**WHAT TO PRODUCE**.
Write the records out again, precisely as they stand.

**EXCERPTED DATA**.

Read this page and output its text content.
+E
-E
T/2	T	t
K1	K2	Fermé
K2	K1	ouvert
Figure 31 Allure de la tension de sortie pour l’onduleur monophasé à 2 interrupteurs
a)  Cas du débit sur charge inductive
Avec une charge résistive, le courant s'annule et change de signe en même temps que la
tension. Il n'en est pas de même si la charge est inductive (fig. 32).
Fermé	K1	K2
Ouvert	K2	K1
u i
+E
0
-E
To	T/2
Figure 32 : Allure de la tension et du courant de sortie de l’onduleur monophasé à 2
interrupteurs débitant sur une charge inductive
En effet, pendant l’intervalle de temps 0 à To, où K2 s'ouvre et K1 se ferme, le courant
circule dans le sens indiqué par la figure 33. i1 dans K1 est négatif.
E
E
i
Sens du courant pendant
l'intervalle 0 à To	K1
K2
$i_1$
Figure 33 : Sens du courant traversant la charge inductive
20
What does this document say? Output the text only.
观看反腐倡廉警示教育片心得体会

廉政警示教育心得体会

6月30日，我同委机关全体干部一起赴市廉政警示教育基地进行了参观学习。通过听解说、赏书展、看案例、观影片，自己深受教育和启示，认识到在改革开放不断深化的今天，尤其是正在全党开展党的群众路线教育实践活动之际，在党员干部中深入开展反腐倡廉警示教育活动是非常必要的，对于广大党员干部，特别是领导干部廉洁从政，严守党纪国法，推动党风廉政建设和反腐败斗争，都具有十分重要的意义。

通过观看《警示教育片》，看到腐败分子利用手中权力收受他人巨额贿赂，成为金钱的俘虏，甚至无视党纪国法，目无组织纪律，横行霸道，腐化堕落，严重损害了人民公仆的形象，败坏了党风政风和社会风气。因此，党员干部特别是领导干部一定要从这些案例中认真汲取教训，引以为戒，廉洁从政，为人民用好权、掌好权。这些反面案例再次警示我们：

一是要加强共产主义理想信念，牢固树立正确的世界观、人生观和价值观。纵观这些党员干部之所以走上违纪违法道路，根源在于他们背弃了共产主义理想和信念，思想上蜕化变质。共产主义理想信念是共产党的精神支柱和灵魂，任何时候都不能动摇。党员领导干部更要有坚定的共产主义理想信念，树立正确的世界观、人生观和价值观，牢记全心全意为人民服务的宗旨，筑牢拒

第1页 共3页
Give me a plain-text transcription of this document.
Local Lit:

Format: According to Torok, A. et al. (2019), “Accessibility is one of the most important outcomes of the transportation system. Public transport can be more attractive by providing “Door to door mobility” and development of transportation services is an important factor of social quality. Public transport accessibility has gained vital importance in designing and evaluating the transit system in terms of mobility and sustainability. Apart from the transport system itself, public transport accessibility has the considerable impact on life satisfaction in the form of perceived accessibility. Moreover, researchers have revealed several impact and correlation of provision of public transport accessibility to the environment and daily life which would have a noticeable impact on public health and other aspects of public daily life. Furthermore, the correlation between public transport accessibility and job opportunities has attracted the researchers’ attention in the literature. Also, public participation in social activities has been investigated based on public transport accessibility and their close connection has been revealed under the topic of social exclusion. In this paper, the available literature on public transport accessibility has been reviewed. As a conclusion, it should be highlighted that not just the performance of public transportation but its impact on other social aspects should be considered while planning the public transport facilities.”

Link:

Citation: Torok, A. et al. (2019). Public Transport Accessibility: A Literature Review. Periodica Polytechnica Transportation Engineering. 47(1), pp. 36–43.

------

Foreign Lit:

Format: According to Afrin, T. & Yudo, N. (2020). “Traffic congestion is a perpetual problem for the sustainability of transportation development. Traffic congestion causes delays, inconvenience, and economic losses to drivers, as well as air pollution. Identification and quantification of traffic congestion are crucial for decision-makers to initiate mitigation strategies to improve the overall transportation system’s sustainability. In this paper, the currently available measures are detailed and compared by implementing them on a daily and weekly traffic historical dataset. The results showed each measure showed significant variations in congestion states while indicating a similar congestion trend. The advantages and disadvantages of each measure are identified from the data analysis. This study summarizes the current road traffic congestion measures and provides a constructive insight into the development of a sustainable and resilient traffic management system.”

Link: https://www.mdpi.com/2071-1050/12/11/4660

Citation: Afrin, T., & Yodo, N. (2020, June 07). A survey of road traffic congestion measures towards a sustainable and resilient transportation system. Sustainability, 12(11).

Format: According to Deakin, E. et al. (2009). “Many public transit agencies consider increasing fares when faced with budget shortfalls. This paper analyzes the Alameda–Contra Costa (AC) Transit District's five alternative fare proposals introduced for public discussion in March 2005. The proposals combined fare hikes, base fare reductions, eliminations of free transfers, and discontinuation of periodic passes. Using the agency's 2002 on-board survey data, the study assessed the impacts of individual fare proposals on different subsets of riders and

**CORRECT ANSWER**.
Read this page and output its text content.
+E
-E
T/2	T	t
K1	K2	Fermé
K2	K1	ouvert
Figure 31 Allure de la tension de sortie pour l’onduleur monophasé à 2 interrupteurs
a)  Cas du débit sur charge inductive
Avec une charge résistive, le courant s'annule et change de signe en même temps que la
tension. Il n'en est pas de même si la charge est inductive (fig. 32).
Fermé	K1	K2
Ouvert	K2	K1
u i
+E
0
-E
To	T/2
Figure 32 : Allure de la tension et du courant de sortie de l’onduleur monophasé à 2
interrupteurs débitant sur une charge inductive
En effet, pendant l’intervalle de temps 0 à To, où K2 s'ouvre et K1 se ferme, le courant
circule dans le sens indiqué par la figure 33. i1 dans K1 est négatif.
E
E
i
Sens du courant pendant
l'intervalle 0 à To	K1
K2
$i_1$
Figure 33 : Sens du courant traversant la charge inductive
20
What does this document say? Output the text only.
观看反腐倡廉警示教育片心得体会

廉政警示教育心得体会

6月30日，我同委机关全体干部一起赴市廉政警示教育基地进行了参观学习。通过听解说、赏书展、看案例、观影片，自己深受教育和启示，认识到在改革开放不断深化的今天，尤其是正在全党开展党的群众路线教育实践活动之际，在党员干部中深入开展反腐倡廉警示教育活动是非常必要的，对于广大党员干部，特别是领导干部廉洁从政，严守党纪国法，推动党风廉政建设和反腐败斗争，都具有十分重要的意义。

通过观看《警示教育片》，看到腐败分子利用手中权力收受他人巨额贿赂，成为金钱的俘虏，甚至无视党纪国法，目无组织纪律，横行霸道，腐化堕落，严重损害了人民公仆的形象，败坏了党风政风和社会风气。因此，党员干部特别是领导干部一定要从这些案例中认真汲取教训，引以为戒，廉洁从政，为人民用好权、掌好权。这些反面案例再次警示我们：

一是要加强共产主义理想信念，牢固树立正确的世界观、人生观和价值观。纵观这些党员干部之所以走上违纪违法道路，根源在于他们背弃了共产主义理想和信念，思想上蜕化变质。共产主义理想信念是共产党的精神支柱和灵魂，任何时候都不能动摇。党员领导干部更要有坚定的共产主义理想信念，树立正确的世界观、人生观和价值观，牢记全心全意为人民服务的宗旨，筑牢拒

第1页 共3页
Give me a plain-text transcription of this document.
Local Lit:

Format: According to Torok, A. et al. (2019), “Accessibility is one of the most important outcomes of the transportation system. Public transport can be more attractive by providing “Door to door mobility” and development of transportation services is an important factor of social quality. Public transport accessibility has gained vital importance in designing and evaluating the transit system in terms of mobility and sustainability. Apart from the transport system itself, public transport accessibility has the considerable impact on life satisfaction in the form of perceived accessibility. Moreover, researchers have revealed several impact and correlation of provision of public transport accessibility to the environment and daily life which would have a noticeable impact on public health and other aspects of public daily life. Furthermore, the correlation between public transport accessibility and job opportunities has attracted the researchers’ attention in the literature. Also, public participation in social activities has been investigated based on public transport accessibility and their close connection has been revealed under the topic of social exclusion. In this paper, the available literature on public transport accessibility has been reviewed. As a conclusion, it should be highlighted that not just the performance of public transportation but its impact on other social aspects should be considered while planning the public transport facilities.”

Link:

Citation: Torok, A. et al. (2019). Public Transport Accessibility: A Literature Review. Periodica Polytechnica Transportation Engineering. 47(1), pp. 36–43.

------

Foreign Lit:

Format: According to Afrin, T. & Yudo, N. (2020). “Traffic congestion is a perpetual problem for the sustainability of transportation development. Traffic congestion causes delays, inconvenience, and economic losses to drivers, as well as air pollution. Identification and quantification of traffic congestion are crucial for decision-makers to initiate mitigation strategies to improve the overall transportation system’s sustainability. In this paper, the currently available measures are detailed and compared by implementing them on a daily and weekly traffic historical dataset. The results showed each measure showed significant variations in congestion states while indicating a similar congestion trend. The advantages and disadvantages of each measure are identified from the data analysis. This study summarizes the current road traffic congestion measures and provides a constructive insight into the development of a sustainable and resilient traffic management system.”

Link: https://www.mdpi.com/2071-1050/12/11/4660

Citation: Afrin, T., & Yodo, N. (2020, June 07). A survey of road traffic congestion measures towards a sustainable and resilient transportation system. Sustainability, 12(11).

Format: According to Deakin, E. et al. (2009). “Many public transit agencies consider increasing fares when faced with budget shortfalls. This paper analyzes the Alameda–Contra Costa (AC) Transit District's five alternative fare proposals introduced for public discussion in March 2005. The proposals combined fare hikes, base fare reductions, eliminations of free transfers, and discontinuation of periodic passes. Using the agency's 2002 on-board survey data, the study assessed the impacts of individual fare proposals on different subsets of riders and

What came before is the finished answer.